● **DIRECTIONS FOR THIS TASK**
All of the data should be output character for character, except the pictures.

* * *

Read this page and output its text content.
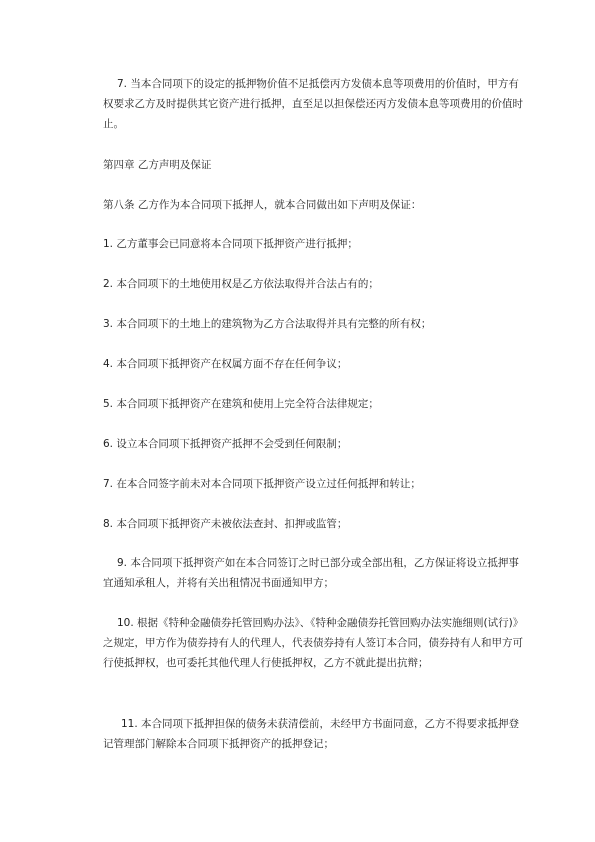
7. 当本合同项下的设定的抵押物价值不足抵偿丙方发债本息等项费用的价值时，甲方有权要求乙方及时提供其它资产进行抵押，直至足以担保偿还丙方发债本息等项费用的价值时止。

第四章 乙方声明及保证

第八条 乙方作为本合同项下抵押人，就本合同做出如下声明及保证：

1. 乙方董事会已同意将本合同项下抵押资产进行抵押；

2. 本合同项下的土地使用权是乙方依法取得并合法占有的；

3. 本合同项下的土地上的建筑物为乙方合法取得并具有完整的所有权；

4. 本合同项下抵押资产在权属方面不存在任何争议；

5. 本合同项下抵押资产在建筑和使用上完全符合法律规定；

6. 设立本合同项下抵押资产抵押不会受到任何限制；

7. 在本合同签字前未对本合同项下抵押资产设立过任何抵押和转让；

8. 本合同项下抵押资产未被依法查封、扣押或监管；

9. 本合同项下抵押资产如在本合同签订之时已部分或全部出租，乙方保证将设立抵押事宜通知承租人，并将有关出租情况书面通知甲方；

10. 根据《特种金融债券托管回购办法》、《特种金融债券托管回购办法实施细则(试行)》之规定，甲方作为债券持有人的代理人，代表债券持有人签订本合同，债券持有人和甲方可行使抵押权，也可委托其他代理人行使抵押权，乙方不就此提出抗辩；

11. 本合同项下抵押担保的债务未获清偿前，未经甲方书面同意，乙方不得要求抵押登记管理部门解除本合同项下抵押资产的抵押登记；
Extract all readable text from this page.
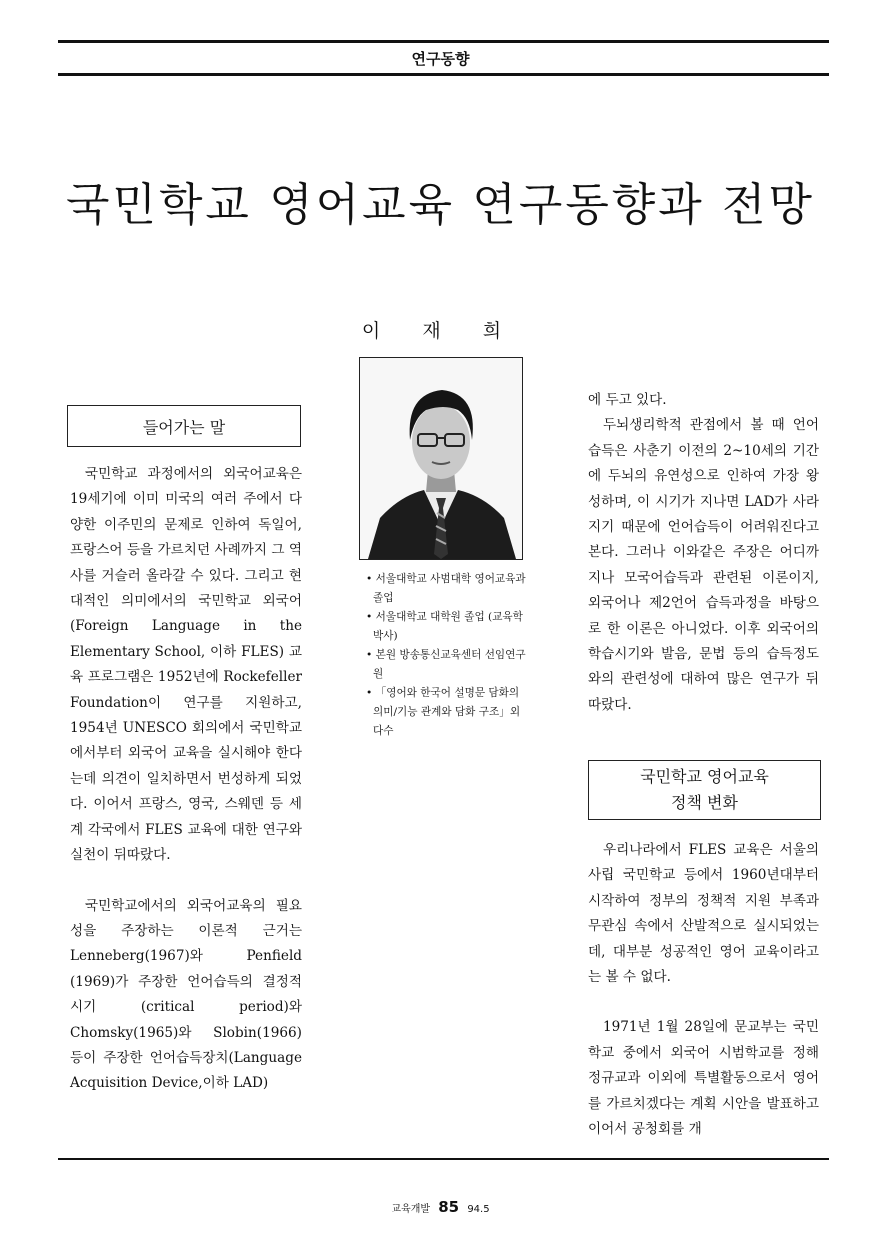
연구동향
국민학교 영어교육 연구동향과 전망
이 재 희
들어가는 말

국민학교 과정에서의 외국어교육은 19세기에 이미 미국의 여러 주에서 다양한 이주민의 문제로 인하여 독일어, 프랑스어 등을 가르치던 사례까지 그 역사를 거슬러 올라갈 수 있다. 그리고 현대적인 의미에서의 국민학교 외국어(Foreign Language in the Elementary School, 이하 FLES) 교육 프로그램은 1952년에 Rockefeller Foundation이 연구를 지원하고, 1954년 UNESCO 회의에서 국민학교에서부터 외국어 교육을 실시해야 한다는데 의견이 일치하면서 번성하게 되었다. 이어서 프랑스, 영국, 스웨덴 등 세계 각국에서 FLES 교육에 대한 연구와 실천이 뒤따랐다.

국민학교에서의 외국어교육의 필요성을 주장하는 이론적 근거는 Lenneberg(1967)와 Penfield (1969)가 주장한 언어습득의 결정적 시기 (critical period)와 Chomsky(1965)와 Slobin(1966) 등이 주장한 언어습득장치(Language Acquisition Device,이하 LAD)

• 서울대학교 사범대학 영어교육과 졸업
• 서울대학교 대학원 졸업 (교육학박사)
• 본원 방송통신교육센터 선임연구원
• 「영어와 한국어 설명문 담화의 의미/기능 관계와 담화 구조」외 다수

에 두고 있다.

두뇌생리학적 관점에서 볼 때 언어 습득은 사춘기 이전의 2~10세의 기간에 두뇌의 유연성으로 인하여 가장 왕성하며, 이 시기가 지나면 LAD가 사라지기 때문에 언어습득이 어려워진다고 본다. 그러나 이와같은 주장은 어디까지나 모국어습득과 관련된 이론이지, 외국어나 제2언어 습득과정을 바탕으로 한 이론은 아니었다. 이후 외국어의 학습시기와 발음, 문법 등의 습득정도와의 관련성에 대하여 많은 연구가 뒤따랐다.

국민학교 영어교육
정책 변화

우리나라에서 FLES 교육은 서울의 사립 국민학교 등에서 1960년대부터 시작하여 정부의 정책적 지원 부족과 무관심 속에서 산발적으로 실시되었는데, 대부분 성공적인 영어 교육이라고는 볼 수 없다.

1971년 1월 28일에 문교부는 국민학교 중에서 외국어 시범학교를 정해 정규교과 이외에 특별활동으로서 영어를 가르치겠다는 계획 시안을 발표하고 이어서 공청회를 개

교육개발 85 94.5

* * *

● **EXERCISE OUTPUT**
Read this page and output its text content.
7. 当本合同项下的设定的抵押物价值不足抵偿丙方发债本息等项费用的价值时，甲方有权要求乙方及时提供其它资产进行抵押，直至足以担保偿还丙方发债本息等项费用的价值时止。

第四章 乙方声明及保证

第八条 乙方作为本合同项下抵押人，就本合同做出如下声明及保证：

1. 乙方董事会已同意将本合同项下抵押资产进行抵押；

2. 本合同项下的土地使用权是乙方依法取得并合法占有的；

3. 本合同项下的土地上的建筑物为乙方合法取得并具有完整的所有权；

4. 本合同项下抵押资产在权属方面不存在任何争议；

5. 本合同项下抵押资产在建筑和使用上完全符合法律规定；

6. 设立本合同项下抵押资产抵押不会受到任何限制；

7. 在本合同签字前未对本合同项下抵押资产设立过任何抵押和转让；

8. 本合同项下抵押资产未被依法查封、扣押或监管；

9. 本合同项下抵押资产如在本合同签订之时已部分或全部出租，乙方保证将设立抵押事宜通知承租人，并将有关出租情况书面通知甲方；

10. 根据《特种金融债券托管回购办法》、《特种金融债券托管回购办法实施细则(试行)》之规定，甲方作为债券持有人的代理人，代表债券持有人签订本合同，债券持有人和甲方可行使抵押权，也可委托其他代理人行使抵押权，乙方不就此提出抗辩；

11. 本合同项下抵押担保的债务未获清偿前，未经甲方书面同意，乙方不得要求抵押登记管理部门解除本合同项下抵押资产的抵押登记；
Extract all readable text from this page.
연구동향
국민학교 영어교육 연구동향과 전망
이 재 희
들어가는 말

국민학교 과정에서의 외국어교육은 19세기에 이미 미국의 여러 주에서 다양한 이주민의 문제로 인하여 독일어, 프랑스어 등을 가르치던 사례까지 그 역사를 거슬러 올라갈 수 있다. 그리고 현대적인 의미에서의 국민학교 외국어(Foreign Language in the Elementary School, 이하 FLES) 교육 프로그램은 1952년에 Rockefeller Foundation이 연구를 지원하고, 1954년 UNESCO 회의에서 국민학교에서부터 외국어 교육을 실시해야 한다는데 의견이 일치하면서 번성하게 되었다. 이어서 프랑스, 영국, 스웨덴 등 세계 각국에서 FLES 교육에 대한 연구와 실천이 뒤따랐다.

국민학교에서의 외국어교육의 필요성을 주장하는 이론적 근거는 Lenneberg(1967)와 Penfield (1969)가 주장한 언어습득의 결정적 시기 (critical period)와 Chomsky(1965)와 Slobin(1966) 등이 주장한 언어습득장치(Language Acquisition Device,이하 LAD)

• 서울대학교 사범대학 영어교육과 졸업
• 서울대학교 대학원 졸업 (교육학박사)
• 본원 방송통신교육센터 선임연구원
• 「영어와 한국어 설명문 담화의 의미/기능 관계와 담화 구조」외 다수

에 두고 있다.

두뇌생리학적 관점에서 볼 때 언어 습득은 사춘기 이전의 2~10세의 기간에 두뇌의 유연성으로 인하여 가장 왕성하며, 이 시기가 지나면 LAD가 사라지기 때문에 언어습득이 어려워진다고 본다. 그러나 이와같은 주장은 어디까지나 모국어습득과 관련된 이론이지, 외국어나 제2언어 습득과정을 바탕으로 한 이론은 아니었다. 이후 외국어의 학습시기와 발음, 문법 등의 습득정도와의 관련성에 대하여 많은 연구가 뒤따랐다.

국민학교 영어교육
정책 변화

우리나라에서 FLES 교육은 서울의 사립 국민학교 등에서 1960년대부터 시작하여 정부의 정책적 지원 부족과 무관심 속에서 산발적으로 실시되었는데, 대부분 성공적인 영어 교육이라고는 볼 수 없다.

1971년 1월 28일에 문교부는 국민학교 중에서 외국어 시범학교를 정해 정규교과 이외에 특별활동으로서 영어를 가르치겠다는 계획 시안을 발표하고 이어서 공청회를 개

교육개발 85 94.5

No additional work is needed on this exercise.